— Aim —
Retype the complete listing exactly as it appears.

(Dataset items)
+++

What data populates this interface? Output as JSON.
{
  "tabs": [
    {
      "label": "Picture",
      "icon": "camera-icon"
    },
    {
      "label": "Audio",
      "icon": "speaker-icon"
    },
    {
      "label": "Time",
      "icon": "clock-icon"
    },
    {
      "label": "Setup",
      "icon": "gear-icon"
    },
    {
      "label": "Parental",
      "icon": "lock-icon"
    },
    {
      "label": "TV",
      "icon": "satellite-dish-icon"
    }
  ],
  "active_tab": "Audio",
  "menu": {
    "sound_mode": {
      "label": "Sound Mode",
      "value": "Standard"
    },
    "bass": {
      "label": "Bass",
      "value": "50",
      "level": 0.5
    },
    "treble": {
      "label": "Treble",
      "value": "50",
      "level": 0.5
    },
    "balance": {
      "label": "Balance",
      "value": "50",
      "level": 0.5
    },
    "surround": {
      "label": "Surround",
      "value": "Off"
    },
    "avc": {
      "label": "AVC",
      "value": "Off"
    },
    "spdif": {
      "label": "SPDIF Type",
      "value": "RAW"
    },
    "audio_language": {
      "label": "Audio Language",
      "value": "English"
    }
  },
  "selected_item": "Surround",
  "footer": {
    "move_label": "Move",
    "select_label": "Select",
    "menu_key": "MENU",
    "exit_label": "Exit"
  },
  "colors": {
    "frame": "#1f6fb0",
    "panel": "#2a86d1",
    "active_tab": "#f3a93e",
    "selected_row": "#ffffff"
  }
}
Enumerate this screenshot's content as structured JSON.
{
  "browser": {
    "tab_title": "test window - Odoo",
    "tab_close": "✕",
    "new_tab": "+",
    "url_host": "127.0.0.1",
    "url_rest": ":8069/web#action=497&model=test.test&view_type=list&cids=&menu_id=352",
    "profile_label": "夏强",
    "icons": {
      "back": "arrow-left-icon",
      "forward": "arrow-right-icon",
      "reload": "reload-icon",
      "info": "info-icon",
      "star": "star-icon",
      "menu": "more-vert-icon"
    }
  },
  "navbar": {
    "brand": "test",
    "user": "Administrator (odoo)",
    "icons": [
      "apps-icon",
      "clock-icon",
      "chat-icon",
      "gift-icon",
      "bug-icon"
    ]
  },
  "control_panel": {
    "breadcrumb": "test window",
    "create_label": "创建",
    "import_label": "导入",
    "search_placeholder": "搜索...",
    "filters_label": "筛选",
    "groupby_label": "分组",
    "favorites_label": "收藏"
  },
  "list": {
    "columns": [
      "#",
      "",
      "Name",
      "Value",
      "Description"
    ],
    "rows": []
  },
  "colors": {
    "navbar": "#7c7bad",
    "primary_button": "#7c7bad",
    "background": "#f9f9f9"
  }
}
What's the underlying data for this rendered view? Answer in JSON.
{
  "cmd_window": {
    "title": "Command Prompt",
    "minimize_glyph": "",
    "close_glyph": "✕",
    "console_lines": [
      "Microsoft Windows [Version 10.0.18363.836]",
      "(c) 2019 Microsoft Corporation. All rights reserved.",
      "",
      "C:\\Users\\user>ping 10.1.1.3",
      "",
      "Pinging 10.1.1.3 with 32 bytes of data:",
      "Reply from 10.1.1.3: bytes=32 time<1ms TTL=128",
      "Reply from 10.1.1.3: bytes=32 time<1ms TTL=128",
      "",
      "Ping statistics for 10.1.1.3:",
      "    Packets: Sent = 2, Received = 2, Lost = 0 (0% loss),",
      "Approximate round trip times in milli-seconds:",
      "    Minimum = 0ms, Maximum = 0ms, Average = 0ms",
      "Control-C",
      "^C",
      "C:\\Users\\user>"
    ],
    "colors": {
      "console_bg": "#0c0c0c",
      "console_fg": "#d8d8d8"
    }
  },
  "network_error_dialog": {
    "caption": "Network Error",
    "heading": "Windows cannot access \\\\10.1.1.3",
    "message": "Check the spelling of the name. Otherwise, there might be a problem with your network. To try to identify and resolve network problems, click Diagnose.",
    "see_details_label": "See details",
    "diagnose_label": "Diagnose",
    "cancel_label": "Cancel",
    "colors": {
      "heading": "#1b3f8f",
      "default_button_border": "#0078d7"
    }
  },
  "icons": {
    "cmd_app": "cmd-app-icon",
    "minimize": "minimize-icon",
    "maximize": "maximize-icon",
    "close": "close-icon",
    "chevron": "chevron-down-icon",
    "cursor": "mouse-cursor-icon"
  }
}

+++

— Solution to this exercise —
What data populates this interface? Output as JSON.
{
  "tabs": [
    {
      "label": "Picture",
      "icon": "camera-icon"
    },
    {
      "label": "Audio",
      "icon": "speaker-icon"
    },
    {
      "label": "Time",
      "icon": "clock-icon"
    },
    {
      "label": "Setup",
      "icon": "gear-icon"
    },
    {
      "label": "Parental",
      "icon": "lock-icon"
    },
    {
      "label": "TV",
      "icon": "satellite-dish-icon"
    }
  ],
  "active_tab": "Audio",
  "menu": {
    "sound_mode": {
      "label": "Sound Mode",
      "value": "Standard"
    },
    "bass": {
      "label": "Bass",
      "value": "50",
      "level": 0.5
    },
    "treble": {
      "label": "Treble",
      "value": "50",
      "level": 0.5
    },
    "balance": {
      "label": "Balance",
      "value": "50",
      "level": 0.5
    },
    "surround": {
      "label": "Surround",
      "value": "Off"
    },
    "avc": {
      "label": "AVC",
      "value": "Off"
    },
    "spdif": {
      "label": "SPDIF Type",
      "value": "RAW"
    },
    "audio_language": {
      "label": "Audio Language",
      "value": "English"
    }
  },
  "selected_item": "Surround",
  "footer": {
    "move_label": "Move",
    "select_label": "Select",
    "menu_key": "MENU",
    "exit_label": "Exit"
  },
  "colors": {
    "frame": "#1f6fb0",
    "panel": "#2a86d1",
    "active_tab": "#f3a93e",
    "selected_row": "#ffffff"
  }
}
Enumerate this screenshot's content as structured JSON.
{
  "browser": {
    "tab_title": "test window - Odoo",
    "tab_close": "✕",
    "new_tab": "+",
    "url_host": "127.0.0.1",
    "url_rest": ":8069/web#action=497&model=test.test&view_type=list&cids=&menu_id=352",
    "profile_label": "夏强",
    "icons": {
      "back": "arrow-left-icon",
      "forward": "arrow-right-icon",
      "reload": "reload-icon",
      "info": "info-icon",
      "star": "star-icon",
      "menu": "more-vert-icon"
    }
  },
  "navbar": {
    "brand": "test",
    "user": "Administrator (odoo)",
    "icons": [
      "apps-icon",
      "clock-icon",
      "chat-icon",
      "gift-icon",
      "bug-icon"
    ]
  },
  "control_panel": {
    "breadcrumb": "test window",
    "create_label": "创建",
    "import_label": "导入",
    "search_placeholder": "搜索...",
    "filters_label": "筛选",
    "groupby_label": "分组",
    "favorites_label": "收藏"
  },
  "list": {
    "columns": [
      "#",
      "",
      "Name",
      "Value",
      "Description"
    ],
    "rows": []
  },
  "colors": {
    "navbar": "#7c7bad",
    "primary_button": "#7c7bad",
    "background": "#f9f9f9"
  }
}
What's the underlying data for this rendered view? Answer in JSON.
{
  "cmd_window": {
    "title": "Command Prompt",
    "minimize_glyph": "",
    "close_glyph": "✕",
    "console_lines": [
      "Microsoft Windows [Version 10.0.18363.836]",
      "(c) 2019 Microsoft Corporation. All rights reserved.",
      "",
      "C:\\Users\\user>ping 10.1.1.3",
      "",
      "Pinging 10.1.1.3 with 32 bytes of data:",
      "Reply from 10.1.1.3: bytes=32 time<1ms TTL=128",
      "Reply from 10.1.1.3: bytes=32 time<1ms TTL=128",
      "",
      "Ping statistics for 10.1.1.3:",
      "    Packets: Sent = 2, Received = 2, Lost = 0 (0% loss),",
      "Approximate round trip times in milli-seconds:",
      "    Minimum = 0ms, Maximum = 0ms, Average = 0ms",
      "Control-C",
      "^C",
      "C:\\Users\\user>"
    ],
    "colors": {
      "console_bg": "#0c0c0c",
      "console_fg": "#d8d8d8"
    }
  },
  "network_error_dialog": {
    "caption": "Network Error",
    "heading": "Windows cannot access \\\\10.1.1.3",
    "message": "Check the spelling of the name. Otherwise, there might be a problem with your network. To try to identify and resolve network problems, click Diagnose.",
    "see_details_label": "See details",
    "diagnose_label": "Diagnose",
    "cancel_label": "Cancel",
    "colors": {
      "heading": "#1b3f8f",
      "default_button_border": "#0078d7"
    }
  },
  "icons": {
    "cmd_app": "cmd-app-icon",
    "minimize": "minimize-icon",
    "maximize": "maximize-icon",
    "close": "close-icon",
    "chevron": "chevron-down-icon",
    "cursor": "mouse-cursor-icon"
  }
}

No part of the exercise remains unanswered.